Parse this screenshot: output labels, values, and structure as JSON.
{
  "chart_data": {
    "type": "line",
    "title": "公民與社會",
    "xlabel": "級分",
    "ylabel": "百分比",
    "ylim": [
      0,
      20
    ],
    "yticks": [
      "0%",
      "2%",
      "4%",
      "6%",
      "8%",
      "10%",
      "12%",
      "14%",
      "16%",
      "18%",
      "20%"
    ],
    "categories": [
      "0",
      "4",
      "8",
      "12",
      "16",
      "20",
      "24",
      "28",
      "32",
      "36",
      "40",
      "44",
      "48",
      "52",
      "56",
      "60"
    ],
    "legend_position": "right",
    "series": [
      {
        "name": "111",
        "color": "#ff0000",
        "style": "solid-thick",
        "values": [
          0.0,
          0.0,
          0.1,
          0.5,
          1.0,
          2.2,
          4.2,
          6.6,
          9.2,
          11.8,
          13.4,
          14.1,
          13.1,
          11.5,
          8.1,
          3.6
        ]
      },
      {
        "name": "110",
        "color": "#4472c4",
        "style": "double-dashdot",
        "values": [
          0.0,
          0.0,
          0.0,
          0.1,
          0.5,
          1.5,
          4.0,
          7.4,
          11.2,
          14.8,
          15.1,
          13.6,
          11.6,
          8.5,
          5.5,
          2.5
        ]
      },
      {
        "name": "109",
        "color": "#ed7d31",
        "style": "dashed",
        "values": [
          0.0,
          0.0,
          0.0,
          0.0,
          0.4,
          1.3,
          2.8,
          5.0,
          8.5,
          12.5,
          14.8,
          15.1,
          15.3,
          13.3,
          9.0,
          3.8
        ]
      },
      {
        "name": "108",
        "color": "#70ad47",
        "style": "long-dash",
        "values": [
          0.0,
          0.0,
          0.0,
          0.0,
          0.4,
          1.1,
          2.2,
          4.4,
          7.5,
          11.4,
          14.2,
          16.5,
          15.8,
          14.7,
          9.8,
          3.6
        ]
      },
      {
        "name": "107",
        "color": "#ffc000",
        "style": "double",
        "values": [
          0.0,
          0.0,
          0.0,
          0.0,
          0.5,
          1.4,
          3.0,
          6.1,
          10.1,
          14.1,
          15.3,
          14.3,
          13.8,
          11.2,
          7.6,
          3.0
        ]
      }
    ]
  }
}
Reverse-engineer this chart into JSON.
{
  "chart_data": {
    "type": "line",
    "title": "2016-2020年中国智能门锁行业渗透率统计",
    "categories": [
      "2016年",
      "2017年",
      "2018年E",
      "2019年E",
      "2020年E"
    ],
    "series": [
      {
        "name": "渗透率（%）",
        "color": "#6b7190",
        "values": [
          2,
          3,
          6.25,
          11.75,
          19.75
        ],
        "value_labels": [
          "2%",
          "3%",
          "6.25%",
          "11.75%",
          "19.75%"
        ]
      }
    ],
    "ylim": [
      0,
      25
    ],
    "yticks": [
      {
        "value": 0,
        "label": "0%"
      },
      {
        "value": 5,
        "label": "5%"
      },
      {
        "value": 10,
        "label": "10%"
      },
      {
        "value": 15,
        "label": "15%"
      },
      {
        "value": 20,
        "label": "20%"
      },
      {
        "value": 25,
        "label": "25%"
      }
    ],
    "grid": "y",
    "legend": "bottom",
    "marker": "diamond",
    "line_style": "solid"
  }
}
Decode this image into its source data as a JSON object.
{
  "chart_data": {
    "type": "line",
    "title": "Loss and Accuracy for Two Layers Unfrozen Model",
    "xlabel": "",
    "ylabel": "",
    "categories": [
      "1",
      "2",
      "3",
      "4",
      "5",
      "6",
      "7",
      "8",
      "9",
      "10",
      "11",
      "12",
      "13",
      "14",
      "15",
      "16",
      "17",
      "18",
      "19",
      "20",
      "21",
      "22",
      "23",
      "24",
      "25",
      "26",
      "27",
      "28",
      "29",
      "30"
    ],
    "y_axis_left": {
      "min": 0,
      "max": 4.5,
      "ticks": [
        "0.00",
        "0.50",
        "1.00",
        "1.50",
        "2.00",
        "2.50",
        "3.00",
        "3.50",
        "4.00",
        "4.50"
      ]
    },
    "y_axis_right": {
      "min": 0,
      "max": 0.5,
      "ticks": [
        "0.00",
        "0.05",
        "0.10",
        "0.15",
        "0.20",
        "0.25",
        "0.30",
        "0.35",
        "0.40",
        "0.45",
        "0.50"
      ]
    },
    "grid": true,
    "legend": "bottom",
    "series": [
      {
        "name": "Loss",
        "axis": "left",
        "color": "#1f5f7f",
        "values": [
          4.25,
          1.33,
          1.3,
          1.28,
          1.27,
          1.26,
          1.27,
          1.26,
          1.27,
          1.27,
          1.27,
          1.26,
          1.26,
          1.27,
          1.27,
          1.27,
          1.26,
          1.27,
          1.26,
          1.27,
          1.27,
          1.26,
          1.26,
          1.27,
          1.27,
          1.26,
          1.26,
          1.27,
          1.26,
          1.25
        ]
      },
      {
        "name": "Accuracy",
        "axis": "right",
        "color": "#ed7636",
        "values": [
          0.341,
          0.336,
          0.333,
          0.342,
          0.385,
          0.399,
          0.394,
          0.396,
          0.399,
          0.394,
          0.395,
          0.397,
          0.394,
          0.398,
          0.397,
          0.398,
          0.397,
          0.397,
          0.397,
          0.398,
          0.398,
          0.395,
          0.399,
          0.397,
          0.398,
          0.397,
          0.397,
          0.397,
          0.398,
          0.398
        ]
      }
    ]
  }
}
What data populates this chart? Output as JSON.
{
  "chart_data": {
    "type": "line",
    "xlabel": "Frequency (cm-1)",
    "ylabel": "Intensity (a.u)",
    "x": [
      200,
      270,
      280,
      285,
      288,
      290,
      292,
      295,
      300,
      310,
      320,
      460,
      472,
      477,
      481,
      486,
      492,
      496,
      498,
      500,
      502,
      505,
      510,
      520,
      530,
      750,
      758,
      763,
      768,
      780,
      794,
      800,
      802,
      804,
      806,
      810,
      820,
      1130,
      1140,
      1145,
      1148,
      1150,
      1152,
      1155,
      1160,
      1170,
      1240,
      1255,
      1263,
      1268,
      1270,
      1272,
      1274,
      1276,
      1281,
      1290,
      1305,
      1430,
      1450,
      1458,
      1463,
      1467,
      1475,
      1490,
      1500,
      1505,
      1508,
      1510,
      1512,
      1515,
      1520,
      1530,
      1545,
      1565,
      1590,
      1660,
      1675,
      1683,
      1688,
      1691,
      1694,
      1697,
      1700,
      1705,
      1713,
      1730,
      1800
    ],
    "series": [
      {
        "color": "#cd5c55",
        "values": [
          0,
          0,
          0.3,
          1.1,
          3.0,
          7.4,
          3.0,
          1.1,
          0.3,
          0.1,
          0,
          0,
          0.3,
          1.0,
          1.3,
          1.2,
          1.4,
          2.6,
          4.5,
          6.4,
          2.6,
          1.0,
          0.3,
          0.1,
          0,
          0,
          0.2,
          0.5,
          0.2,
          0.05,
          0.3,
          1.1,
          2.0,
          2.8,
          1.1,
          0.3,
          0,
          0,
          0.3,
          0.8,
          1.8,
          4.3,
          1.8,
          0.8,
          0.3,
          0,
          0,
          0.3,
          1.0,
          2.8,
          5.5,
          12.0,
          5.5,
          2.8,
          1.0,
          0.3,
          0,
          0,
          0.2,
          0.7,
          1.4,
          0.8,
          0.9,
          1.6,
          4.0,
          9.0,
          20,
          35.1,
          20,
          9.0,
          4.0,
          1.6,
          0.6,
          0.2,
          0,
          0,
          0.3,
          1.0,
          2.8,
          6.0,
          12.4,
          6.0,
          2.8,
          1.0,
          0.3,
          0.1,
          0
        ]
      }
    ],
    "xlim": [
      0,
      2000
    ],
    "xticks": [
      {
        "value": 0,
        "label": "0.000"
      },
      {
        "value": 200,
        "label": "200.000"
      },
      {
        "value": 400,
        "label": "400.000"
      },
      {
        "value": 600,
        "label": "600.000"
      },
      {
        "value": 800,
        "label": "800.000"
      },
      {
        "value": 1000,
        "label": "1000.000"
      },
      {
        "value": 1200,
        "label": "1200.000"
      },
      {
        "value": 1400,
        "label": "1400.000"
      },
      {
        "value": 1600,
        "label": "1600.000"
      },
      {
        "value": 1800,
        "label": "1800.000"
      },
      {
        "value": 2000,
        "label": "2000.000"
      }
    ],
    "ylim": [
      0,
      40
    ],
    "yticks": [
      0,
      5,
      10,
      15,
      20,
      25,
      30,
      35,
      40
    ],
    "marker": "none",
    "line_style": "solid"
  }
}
▬▬▬
■ REQUIREMENTS: Locate the word "JSON" in the records and collect each line it appears in.

■ ANSWER FOR THIS EXERCISE:
Parse this screenshot: output labels, values, and structure as JSON.
Reverse-engineer this chart into JSON.
Decode this image into its source data as a JSON object.
What data populates this chart? Output as JSON.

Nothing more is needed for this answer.